◆ TASKS FOR THIS EXERCISE
A) Please duplicate the junior hockey passage word for word, everything from "Cardwell, 20, has" down to "the best forwards.".
B) Finish out the next part of the junior hockey passage, picking up right after its last sentence.

◆ PASSAGE TO READ
Cardwell, 20, has had a lot of practice perfecting his autograph during his five seasons playing junior hockey in the Ontario Hockey League (OHL), where he has become one of the best forwards.

During the 2022–2023 season Cardwell led his team, the Barrie Colts, with 43 goals, which was the 11th highest total in the entire OHL. The Colts are based in Barrie, Ontario, an hour north of Toronto.

Cardwell (a San Jose Sharks draft pick) dreams of playing in the NHL soon. For many prospects, the journey toward that dream begins in junior hockey.

Junior hockey is for players between 16 and 21 years old. Life in the junior leagues is very different from what athletes in other sports usually experience at that age. Junior teams play in large arenas with crowds in the thousands, and the players have to make a serious commitment to a certain lifestyle, as well as the sport itself.

The OHL is one of three member leagues in the Canadian Hockey League (CHL), which is the world’s largest developmental hockey league. There were 405 CHL alumni named to NHL opening rosters at the start of the 2022–2023 season. The OHL has teams across Ontario, and in Pennsylvania and Michigan.

OHL players often represent their country in the IIHF (International Ice Hockey Federation) World Junior Championship, and are even included in the EA Sports NHL video game series.

A lot of the time, junior hockey players wind up on a team that is far from home. Cardwell grew up 90 minutes away from Barrie. Other OHL players come from much farther away.

(Stored records)
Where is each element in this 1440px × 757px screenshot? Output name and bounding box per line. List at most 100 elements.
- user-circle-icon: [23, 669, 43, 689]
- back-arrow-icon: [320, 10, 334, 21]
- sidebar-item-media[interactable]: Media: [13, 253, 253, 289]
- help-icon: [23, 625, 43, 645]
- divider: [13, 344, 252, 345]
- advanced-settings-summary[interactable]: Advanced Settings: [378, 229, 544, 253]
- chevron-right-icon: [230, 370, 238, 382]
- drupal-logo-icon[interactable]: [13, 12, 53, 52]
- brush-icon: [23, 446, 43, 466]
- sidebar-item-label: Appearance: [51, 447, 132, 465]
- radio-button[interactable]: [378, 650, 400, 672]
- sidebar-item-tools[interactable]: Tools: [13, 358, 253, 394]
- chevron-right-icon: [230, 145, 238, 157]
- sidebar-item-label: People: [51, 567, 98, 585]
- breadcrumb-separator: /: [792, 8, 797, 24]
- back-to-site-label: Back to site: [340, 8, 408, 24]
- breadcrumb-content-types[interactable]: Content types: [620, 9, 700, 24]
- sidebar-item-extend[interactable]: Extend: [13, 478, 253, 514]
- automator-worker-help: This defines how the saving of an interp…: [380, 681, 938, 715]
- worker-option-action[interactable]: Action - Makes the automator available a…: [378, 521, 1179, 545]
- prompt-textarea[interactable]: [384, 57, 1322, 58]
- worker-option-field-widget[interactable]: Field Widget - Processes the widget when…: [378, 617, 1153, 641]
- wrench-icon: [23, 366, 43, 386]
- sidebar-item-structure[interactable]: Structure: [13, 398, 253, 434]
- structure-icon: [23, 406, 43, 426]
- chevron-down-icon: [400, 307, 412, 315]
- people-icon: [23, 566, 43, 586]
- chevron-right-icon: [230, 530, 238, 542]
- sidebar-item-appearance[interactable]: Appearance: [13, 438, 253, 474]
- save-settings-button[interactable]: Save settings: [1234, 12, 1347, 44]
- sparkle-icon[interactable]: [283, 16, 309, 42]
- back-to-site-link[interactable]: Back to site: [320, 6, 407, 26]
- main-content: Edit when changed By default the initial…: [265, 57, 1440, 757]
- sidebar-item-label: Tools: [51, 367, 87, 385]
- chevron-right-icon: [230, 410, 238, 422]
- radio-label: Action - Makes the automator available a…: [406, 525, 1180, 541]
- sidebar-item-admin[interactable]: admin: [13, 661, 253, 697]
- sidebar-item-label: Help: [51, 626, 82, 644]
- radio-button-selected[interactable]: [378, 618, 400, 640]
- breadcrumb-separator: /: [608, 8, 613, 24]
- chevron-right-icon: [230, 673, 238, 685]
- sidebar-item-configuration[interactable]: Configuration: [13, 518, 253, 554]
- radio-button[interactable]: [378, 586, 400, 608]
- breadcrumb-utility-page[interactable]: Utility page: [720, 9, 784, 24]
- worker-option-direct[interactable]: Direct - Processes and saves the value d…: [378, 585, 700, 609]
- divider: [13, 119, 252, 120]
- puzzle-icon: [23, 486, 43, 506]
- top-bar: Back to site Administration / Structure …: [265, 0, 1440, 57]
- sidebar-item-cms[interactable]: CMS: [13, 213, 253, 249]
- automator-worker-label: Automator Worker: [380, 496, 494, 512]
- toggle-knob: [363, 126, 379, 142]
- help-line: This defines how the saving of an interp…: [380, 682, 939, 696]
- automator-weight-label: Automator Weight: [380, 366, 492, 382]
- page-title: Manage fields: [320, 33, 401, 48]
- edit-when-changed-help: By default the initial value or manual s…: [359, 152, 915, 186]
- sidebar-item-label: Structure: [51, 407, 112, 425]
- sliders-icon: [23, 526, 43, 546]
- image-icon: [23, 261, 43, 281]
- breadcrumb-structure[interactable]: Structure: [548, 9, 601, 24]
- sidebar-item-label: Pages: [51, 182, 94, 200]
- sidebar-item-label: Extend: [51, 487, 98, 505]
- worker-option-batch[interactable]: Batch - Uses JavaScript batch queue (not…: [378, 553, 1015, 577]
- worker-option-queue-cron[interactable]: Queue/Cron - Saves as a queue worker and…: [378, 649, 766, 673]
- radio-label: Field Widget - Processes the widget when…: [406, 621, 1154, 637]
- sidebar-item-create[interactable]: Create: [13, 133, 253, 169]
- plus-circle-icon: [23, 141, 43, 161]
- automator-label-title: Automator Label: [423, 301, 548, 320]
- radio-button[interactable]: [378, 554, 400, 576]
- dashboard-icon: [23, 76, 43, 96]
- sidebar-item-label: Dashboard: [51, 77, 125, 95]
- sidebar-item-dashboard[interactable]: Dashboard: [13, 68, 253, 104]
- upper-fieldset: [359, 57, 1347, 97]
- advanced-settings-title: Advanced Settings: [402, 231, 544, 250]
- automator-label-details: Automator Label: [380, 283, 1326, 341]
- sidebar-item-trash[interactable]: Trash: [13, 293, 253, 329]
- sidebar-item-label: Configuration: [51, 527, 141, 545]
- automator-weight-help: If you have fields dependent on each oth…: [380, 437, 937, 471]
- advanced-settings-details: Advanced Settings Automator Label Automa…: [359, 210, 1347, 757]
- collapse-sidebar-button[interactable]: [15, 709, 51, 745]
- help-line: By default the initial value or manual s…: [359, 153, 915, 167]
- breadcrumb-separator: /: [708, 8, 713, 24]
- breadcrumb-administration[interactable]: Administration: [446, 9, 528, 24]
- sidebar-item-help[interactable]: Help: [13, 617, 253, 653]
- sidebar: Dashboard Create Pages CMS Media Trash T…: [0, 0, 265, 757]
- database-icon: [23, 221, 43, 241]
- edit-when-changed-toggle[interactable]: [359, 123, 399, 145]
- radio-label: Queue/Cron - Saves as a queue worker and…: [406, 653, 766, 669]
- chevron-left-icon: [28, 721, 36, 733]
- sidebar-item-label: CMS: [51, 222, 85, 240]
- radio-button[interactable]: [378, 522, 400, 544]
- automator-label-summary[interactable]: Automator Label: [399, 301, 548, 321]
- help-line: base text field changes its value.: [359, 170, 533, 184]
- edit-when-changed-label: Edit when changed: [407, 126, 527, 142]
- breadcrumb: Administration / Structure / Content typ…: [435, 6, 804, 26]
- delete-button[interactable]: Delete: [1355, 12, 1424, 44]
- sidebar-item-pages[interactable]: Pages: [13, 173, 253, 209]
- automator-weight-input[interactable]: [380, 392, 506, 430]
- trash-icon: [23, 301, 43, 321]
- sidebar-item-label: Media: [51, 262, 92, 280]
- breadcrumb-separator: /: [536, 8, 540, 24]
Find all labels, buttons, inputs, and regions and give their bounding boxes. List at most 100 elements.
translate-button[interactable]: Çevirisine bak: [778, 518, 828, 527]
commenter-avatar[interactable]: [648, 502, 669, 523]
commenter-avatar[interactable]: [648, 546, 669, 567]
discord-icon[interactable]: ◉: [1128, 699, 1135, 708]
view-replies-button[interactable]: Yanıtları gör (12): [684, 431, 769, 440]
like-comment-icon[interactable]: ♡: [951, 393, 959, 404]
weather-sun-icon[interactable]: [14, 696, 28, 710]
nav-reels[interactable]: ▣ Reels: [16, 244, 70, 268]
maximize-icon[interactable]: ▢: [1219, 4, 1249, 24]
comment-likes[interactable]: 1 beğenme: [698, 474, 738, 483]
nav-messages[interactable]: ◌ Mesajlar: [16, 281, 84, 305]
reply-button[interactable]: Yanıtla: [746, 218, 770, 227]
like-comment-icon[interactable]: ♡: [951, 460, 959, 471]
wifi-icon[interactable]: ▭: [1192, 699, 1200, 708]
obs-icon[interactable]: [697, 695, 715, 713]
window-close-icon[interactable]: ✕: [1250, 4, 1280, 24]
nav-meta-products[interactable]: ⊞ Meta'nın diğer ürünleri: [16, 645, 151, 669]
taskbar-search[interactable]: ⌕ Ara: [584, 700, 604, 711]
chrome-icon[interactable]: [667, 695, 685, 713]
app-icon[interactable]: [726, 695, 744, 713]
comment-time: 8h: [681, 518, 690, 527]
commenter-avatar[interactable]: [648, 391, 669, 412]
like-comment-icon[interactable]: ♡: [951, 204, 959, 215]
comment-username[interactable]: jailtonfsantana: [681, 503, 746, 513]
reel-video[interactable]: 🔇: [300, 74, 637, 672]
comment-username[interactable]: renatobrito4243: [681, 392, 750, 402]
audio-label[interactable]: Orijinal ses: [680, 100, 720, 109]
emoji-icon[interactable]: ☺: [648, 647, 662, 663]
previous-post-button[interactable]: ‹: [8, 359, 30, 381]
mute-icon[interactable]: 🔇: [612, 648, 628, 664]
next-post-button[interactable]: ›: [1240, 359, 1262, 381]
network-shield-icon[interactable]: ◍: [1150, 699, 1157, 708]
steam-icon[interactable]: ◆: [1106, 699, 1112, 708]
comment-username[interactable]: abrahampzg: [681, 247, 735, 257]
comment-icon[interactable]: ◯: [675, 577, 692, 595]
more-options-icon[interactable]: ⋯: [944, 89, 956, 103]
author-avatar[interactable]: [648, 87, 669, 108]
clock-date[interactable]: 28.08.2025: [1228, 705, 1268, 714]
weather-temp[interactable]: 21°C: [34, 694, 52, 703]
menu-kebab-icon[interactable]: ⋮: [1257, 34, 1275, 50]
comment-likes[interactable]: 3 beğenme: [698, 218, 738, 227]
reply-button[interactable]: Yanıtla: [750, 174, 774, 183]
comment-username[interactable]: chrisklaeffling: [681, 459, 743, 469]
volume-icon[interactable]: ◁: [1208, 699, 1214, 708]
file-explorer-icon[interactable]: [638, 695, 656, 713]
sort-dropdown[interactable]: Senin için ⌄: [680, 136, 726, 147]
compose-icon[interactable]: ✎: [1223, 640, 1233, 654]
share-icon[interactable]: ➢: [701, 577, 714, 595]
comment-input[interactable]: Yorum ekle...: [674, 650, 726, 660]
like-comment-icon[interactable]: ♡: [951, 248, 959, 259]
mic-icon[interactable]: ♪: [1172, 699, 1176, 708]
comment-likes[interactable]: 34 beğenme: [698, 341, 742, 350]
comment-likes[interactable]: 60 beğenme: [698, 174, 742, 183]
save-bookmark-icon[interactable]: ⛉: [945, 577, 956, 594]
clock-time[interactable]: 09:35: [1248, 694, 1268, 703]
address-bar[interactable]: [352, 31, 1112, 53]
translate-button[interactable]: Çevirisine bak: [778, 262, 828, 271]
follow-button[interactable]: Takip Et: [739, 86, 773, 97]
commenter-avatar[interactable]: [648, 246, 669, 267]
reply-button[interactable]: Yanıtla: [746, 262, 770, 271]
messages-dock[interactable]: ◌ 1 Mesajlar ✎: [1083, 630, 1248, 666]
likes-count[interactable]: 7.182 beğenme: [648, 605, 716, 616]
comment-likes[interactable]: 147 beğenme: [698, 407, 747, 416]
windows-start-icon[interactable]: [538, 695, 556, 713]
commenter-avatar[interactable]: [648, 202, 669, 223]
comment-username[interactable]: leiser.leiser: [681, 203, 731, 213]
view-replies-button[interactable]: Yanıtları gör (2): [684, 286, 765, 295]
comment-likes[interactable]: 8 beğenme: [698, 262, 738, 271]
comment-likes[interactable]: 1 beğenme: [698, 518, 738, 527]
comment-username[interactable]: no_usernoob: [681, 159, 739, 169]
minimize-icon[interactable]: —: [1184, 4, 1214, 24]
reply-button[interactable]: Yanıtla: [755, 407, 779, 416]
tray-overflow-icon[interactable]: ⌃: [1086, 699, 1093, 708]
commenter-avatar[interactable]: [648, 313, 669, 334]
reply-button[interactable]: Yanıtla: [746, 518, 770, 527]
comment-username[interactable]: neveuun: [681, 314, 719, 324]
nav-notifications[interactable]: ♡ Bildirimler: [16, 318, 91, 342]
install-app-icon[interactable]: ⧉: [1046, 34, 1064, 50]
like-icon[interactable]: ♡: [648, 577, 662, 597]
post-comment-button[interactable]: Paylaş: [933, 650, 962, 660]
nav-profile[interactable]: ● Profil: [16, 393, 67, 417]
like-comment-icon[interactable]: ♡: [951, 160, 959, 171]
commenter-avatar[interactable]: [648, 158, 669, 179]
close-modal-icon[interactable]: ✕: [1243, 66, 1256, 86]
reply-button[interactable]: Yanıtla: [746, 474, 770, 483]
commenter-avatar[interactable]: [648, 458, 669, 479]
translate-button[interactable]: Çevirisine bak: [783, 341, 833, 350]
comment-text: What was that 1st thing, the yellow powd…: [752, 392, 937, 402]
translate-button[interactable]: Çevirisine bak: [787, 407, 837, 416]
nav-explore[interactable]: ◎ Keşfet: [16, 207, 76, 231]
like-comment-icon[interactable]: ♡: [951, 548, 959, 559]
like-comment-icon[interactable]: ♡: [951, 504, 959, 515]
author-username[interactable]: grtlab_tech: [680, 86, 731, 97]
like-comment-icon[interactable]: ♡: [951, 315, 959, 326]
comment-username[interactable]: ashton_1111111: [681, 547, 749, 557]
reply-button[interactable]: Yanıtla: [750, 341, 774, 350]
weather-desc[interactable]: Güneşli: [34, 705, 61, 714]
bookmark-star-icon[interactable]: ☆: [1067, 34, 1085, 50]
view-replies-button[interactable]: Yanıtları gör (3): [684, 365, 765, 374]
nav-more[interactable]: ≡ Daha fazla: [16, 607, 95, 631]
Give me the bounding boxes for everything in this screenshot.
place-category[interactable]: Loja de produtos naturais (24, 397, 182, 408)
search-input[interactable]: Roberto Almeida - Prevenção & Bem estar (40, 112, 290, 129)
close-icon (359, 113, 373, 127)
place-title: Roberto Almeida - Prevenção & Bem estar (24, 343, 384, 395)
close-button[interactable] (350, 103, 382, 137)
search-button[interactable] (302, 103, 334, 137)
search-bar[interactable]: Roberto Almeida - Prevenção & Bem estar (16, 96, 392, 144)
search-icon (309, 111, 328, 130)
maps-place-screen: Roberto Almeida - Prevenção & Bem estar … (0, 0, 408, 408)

◆ EXPECTED ANSWERS
A)
Cardwell, 20, has had a lot of practice perfecting his autograph during his five seasons playing junior hockey in the Ontario Hockey League (OHL), where he has become one of the best forwards.

B)
Moving far from home as a teen can be a stressful experience. To help young players transition to living in a new city and manage all of their responsibilities, junior hockey teams assign their players to “billet families” that host them for as long as they play for the team.

“I spend a ton of time with my billet family,” Cardwell says. “It's like your family away from home, so we have a great bond. They make you feel super comfortable and just treat you like you're right at home.”

Rob Ferguson, the Billet Program & Education Coordinator for the Barrie Colts, says that a lot of thought goes into finding high quality billet families and a good match for players. Among other things, they consider whether the player is used to living with siblings or pets. “We talk to their families too, where the player came from, what their family makeup is like. We try to match all those things up, sort of mirror what they had at home.”

Ben Pickell, Cardwell’s cousin and teammate, is 17 and finishing his second season as a forward with the Colts. He says he feels like a member of his billet family, not just a long-term guest. “We just created a relationship that's gonna be there forever. We do a lot of things together and it’s really good to be with them.”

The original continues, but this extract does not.